## Begin Working data
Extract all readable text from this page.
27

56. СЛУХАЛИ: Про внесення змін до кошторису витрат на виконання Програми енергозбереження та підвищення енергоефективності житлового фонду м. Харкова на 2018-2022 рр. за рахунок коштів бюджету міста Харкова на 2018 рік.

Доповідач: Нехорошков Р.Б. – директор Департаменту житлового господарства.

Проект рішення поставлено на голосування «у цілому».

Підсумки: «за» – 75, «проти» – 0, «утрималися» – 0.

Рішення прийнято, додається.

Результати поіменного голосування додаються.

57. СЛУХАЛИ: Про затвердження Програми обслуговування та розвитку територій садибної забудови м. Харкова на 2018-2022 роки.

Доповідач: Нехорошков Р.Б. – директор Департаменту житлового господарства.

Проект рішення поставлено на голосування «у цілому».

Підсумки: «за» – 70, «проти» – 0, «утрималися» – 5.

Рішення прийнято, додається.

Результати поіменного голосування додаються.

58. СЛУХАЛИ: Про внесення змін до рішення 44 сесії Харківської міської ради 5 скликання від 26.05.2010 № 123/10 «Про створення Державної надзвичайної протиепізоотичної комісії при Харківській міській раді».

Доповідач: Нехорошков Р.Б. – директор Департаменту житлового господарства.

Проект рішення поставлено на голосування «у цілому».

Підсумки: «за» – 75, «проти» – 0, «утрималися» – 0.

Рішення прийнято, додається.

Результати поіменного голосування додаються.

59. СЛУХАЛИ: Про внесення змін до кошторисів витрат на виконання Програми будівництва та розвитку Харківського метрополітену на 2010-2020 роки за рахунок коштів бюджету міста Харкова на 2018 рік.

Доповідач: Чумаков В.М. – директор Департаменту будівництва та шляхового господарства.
## End Working data
▸ Job
Each record above should be output again exactly.

▸ Finished answer
Extract all readable text from this page.
27

56. СЛУХАЛИ: Про внесення змін до кошторису витрат на виконання Програми енергозбереження та підвищення енергоефективності житлового фонду м. Харкова на 2018-2022 рр. за рахунок коштів бюджету міста Харкова на 2018 рік.

Доповідач: Нехорошков Р.Б. – директор Департаменту житлового господарства.

Проект рішення поставлено на голосування «у цілому».

Підсумки: «за» – 75, «проти» – 0, «утрималися» – 0.

Рішення прийнято, додається.

Результати поіменного голосування додаються.

57. СЛУХАЛИ: Про затвердження Програми обслуговування та розвитку територій садибної забудови м. Харкова на 2018-2022 роки.

Доповідач: Нехорошков Р.Б. – директор Департаменту житлового господарства.

Проект рішення поставлено на голосування «у цілому».

Підсумки: «за» – 70, «проти» – 0, «утрималися» – 5.

Рішення прийнято, додається.

Результати поіменного голосування додаються.

58. СЛУХАЛИ: Про внесення змін до рішення 44 сесії Харківської міської ради 5 скликання від 26.05.2010 № 123/10 «Про створення Державної надзвичайної протиепізоотичної комісії при Харківській міській раді».

Доповідач: Нехорошков Р.Б. – директор Департаменту житлового господарства.

Проект рішення поставлено на голосування «у цілому».

Підсумки: «за» – 75, «проти» – 0, «утрималися» – 0.

Рішення прийнято, додається.

Результати поіменного голосування додаються.

59. СЛУХАЛИ: Про внесення змін до кошторисів витрат на виконання Програми будівництва та розвитку Харківського метрополітену на 2010-2020 роки за рахунок коштів бюджету міста Харкова на 2018 рік.

Доповідач: Чумаков В.М. – директор Департаменту будівництва та шляхового господарства.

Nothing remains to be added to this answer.